YOUR TASK – Once the pictures are set aside, transcribe the remaining data exactly.

########################################

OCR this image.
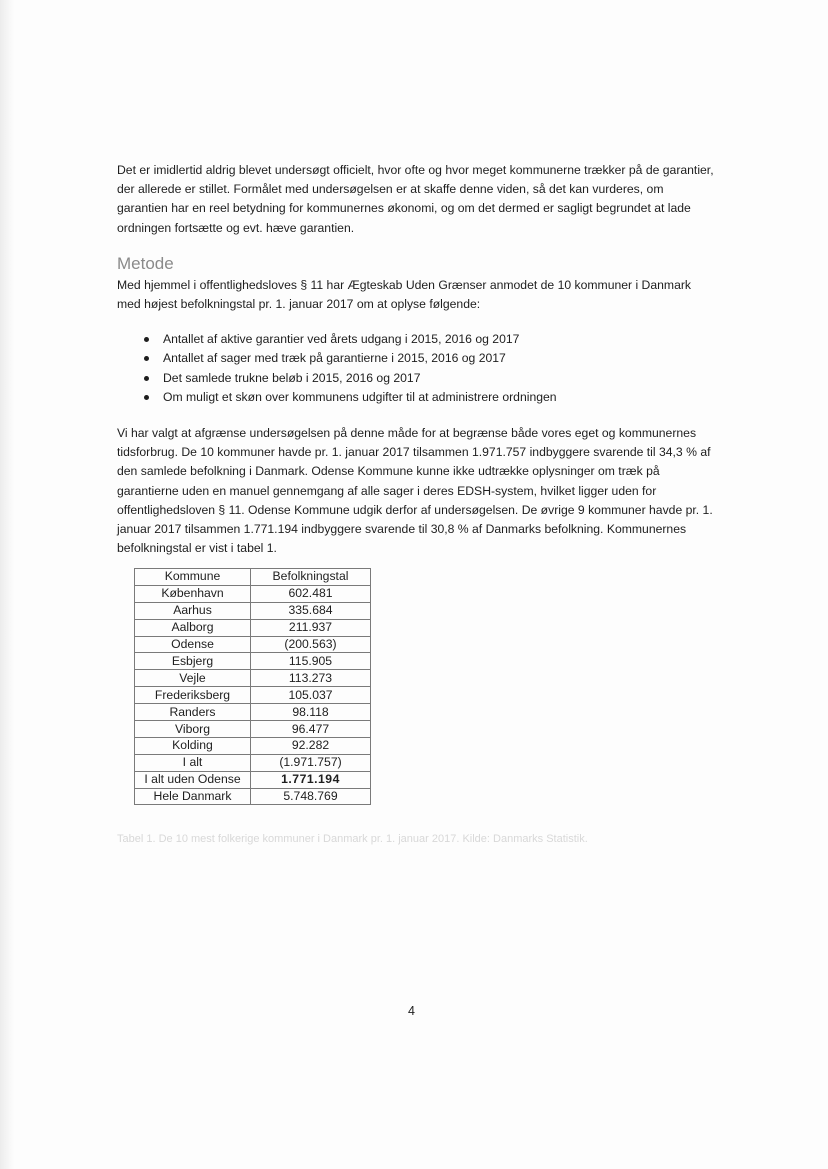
Det er imidlertid aldrig blevet undersøgt officielt, hvor ofte og hvor meget kommunerne trækker på de garantier, der allerede er stillet. Formålet med undersøgelsen er at skaffe denne viden, så det kan vurderes, om garantien har en reel betydning for kommunernes økonomi, og om det dermed er sagligt begrundet at lade ordningen fortsætte og evt. hæve garantien.

Metode

Med hjemmel i offentlighedsloves § 11 har Ægteskab Uden Grænser anmodet de 10 kommuner i Danmark med højest befolkningstal pr. 1. januar 2017 om at oplyse følgende:

Antallet af aktive garantier ved årets udgang i 2015, 2016 og 2017
Antallet af sager med træk på garantierne i 2015, 2016 og 2017
Det samlede trukne beløb i 2015, 2016 og 2017
Om muligt et skøn over kommunens udgifter til at administrere ordningen

Vi har valgt at afgrænse undersøgelsen på denne måde for at begrænse både vores eget og kommunernes tidsforbrug. De 10 kommuner havde pr. 1. januar 2017 tilsammen 1.971.757 indbyggere svarende til 34,3 % af den samlede befolkning i Danmark. Odense Kommune kunne ikke udtrække oplysninger om træk på garantierne uden en manuel gennemgang af alle sager i deres EDSH-system, hvilket ligger uden for offentlighedsloven § 11. Odense Kommune udgik derfor af undersøgelsen. De øvrige 9 kommuner havde pr. 1. januar 2017 tilsammen 1.771.194 indbyggere svarende til 30,8 % af Danmarks befolkning. Kommunernes befolkningstal er vist i tabel 1.

Kommune	Befolkningstal
København	602.481
Aarhus	335.684
Aalborg	211.937
Odense	(200.563)
Esbjerg	115.905
Vejle	113.273
Frederiksberg	105.037
Randers	98.118
Viborg	96.477
Kolding	92.282
I alt	(1.971.757)
I alt uden Odense	1.771.194
Hele Danmark	5.748.769

Tabel 1. De 10 mest folkerige kommuner i Danmark pr. 1. januar 2017. Kilde: Danmarks Statistik.

4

########################################

CORRECT RESULT –
OCR this image.
Det er imidlertid aldrig blevet undersøgt officielt, hvor ofte og hvor meget kommunerne trækker på de garantier, der allerede er stillet. Formålet med undersøgelsen er at skaffe denne viden, så det kan vurderes, om garantien har en reel betydning for kommunernes økonomi, og om det dermed er sagligt begrundet at lade ordningen fortsætte og evt. hæve garantien.

Metode

Med hjemmel i offentlighedsloves § 11 har Ægteskab Uden Grænser anmodet de 10 kommuner i Danmark med højest befolkningstal pr. 1. januar 2017 om at oplyse følgende:

Antallet af aktive garantier ved årets udgang i 2015, 2016 og 2017
Antallet af sager med træk på garantierne i 2015, 2016 og 2017
Det samlede trukne beløb i 2015, 2016 og 2017
Om muligt et skøn over kommunens udgifter til at administrere ordningen

Vi har valgt at afgrænse undersøgelsen på denne måde for at begrænse både vores eget og kommunernes tidsforbrug. De 10 kommuner havde pr. 1. januar 2017 tilsammen 1.971.757 indbyggere svarende til 34,3 % af den samlede befolkning i Danmark. Odense Kommune kunne ikke udtrække oplysninger om træk på garantierne uden en manuel gennemgang af alle sager i deres EDSH-system, hvilket ligger uden for offentlighedsloven § 11. Odense Kommune udgik derfor af undersøgelsen. De øvrige 9 kommuner havde pr. 1. januar 2017 tilsammen 1.771.194 indbyggere svarende til 30,8 % af Danmarks befolkning. Kommunernes befolkningstal er vist i tabel 1.

Kommune	Befolkningstal
København	602.481
Aarhus	335.684
Aalborg	211.937
Odense	(200.563)
Esbjerg	115.905
Vejle	113.273
Frederiksberg	105.037
Randers	98.118
Viborg	96.477
Kolding	92.282
I alt	(1.971.757)
I alt uden Odense	1.771.194
Hele Danmark	5.748.769

Tabel 1. De 10 mest folkerige kommuner i Danmark pr. 1. januar 2017. Kilde: Danmarks Statistik.

4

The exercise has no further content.